Items listed in a dataset:
_ _ _ _
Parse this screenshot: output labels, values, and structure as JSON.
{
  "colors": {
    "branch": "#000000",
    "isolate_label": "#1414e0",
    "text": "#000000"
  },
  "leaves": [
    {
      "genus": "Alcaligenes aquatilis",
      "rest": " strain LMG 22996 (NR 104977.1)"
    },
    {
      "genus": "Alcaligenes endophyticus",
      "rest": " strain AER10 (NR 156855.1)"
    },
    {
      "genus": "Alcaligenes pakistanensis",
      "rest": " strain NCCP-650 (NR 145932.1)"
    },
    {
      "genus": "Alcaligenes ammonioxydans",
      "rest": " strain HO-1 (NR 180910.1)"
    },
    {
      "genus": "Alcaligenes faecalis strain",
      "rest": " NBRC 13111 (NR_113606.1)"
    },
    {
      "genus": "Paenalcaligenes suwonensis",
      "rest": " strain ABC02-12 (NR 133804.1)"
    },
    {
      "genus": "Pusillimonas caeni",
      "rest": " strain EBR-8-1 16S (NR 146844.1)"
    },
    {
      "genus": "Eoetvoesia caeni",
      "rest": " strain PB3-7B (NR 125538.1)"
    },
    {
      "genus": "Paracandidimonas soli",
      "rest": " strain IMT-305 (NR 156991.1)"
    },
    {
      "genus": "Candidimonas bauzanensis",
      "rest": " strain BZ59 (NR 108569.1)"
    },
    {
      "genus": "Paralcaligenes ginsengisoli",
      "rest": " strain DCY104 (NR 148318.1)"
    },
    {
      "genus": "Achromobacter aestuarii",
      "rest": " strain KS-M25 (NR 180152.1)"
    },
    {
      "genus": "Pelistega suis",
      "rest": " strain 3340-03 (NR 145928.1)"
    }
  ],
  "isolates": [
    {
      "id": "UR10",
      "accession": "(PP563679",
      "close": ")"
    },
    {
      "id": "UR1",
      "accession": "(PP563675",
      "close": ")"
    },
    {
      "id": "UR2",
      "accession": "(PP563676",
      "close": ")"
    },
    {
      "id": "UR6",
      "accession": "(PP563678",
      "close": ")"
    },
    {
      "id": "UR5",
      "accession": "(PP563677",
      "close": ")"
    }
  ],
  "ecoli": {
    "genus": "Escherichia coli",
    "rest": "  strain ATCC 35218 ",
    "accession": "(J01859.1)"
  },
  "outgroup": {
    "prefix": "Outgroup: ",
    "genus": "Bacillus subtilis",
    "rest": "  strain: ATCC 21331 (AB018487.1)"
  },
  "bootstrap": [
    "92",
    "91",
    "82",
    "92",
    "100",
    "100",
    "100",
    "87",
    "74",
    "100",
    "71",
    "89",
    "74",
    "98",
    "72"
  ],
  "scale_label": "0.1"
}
_ _ _ _
Problem to solve:
For each line of the entries that contains the word "accession", make a copy.

Solution for this task:
      "accession": "(PP563679",
      "accession": "(PP563675",
      "accession": "(PP563676",
      "accession": "(PP563678",
      "accession": "(PP563677",
    "accession": "(J01859.1)"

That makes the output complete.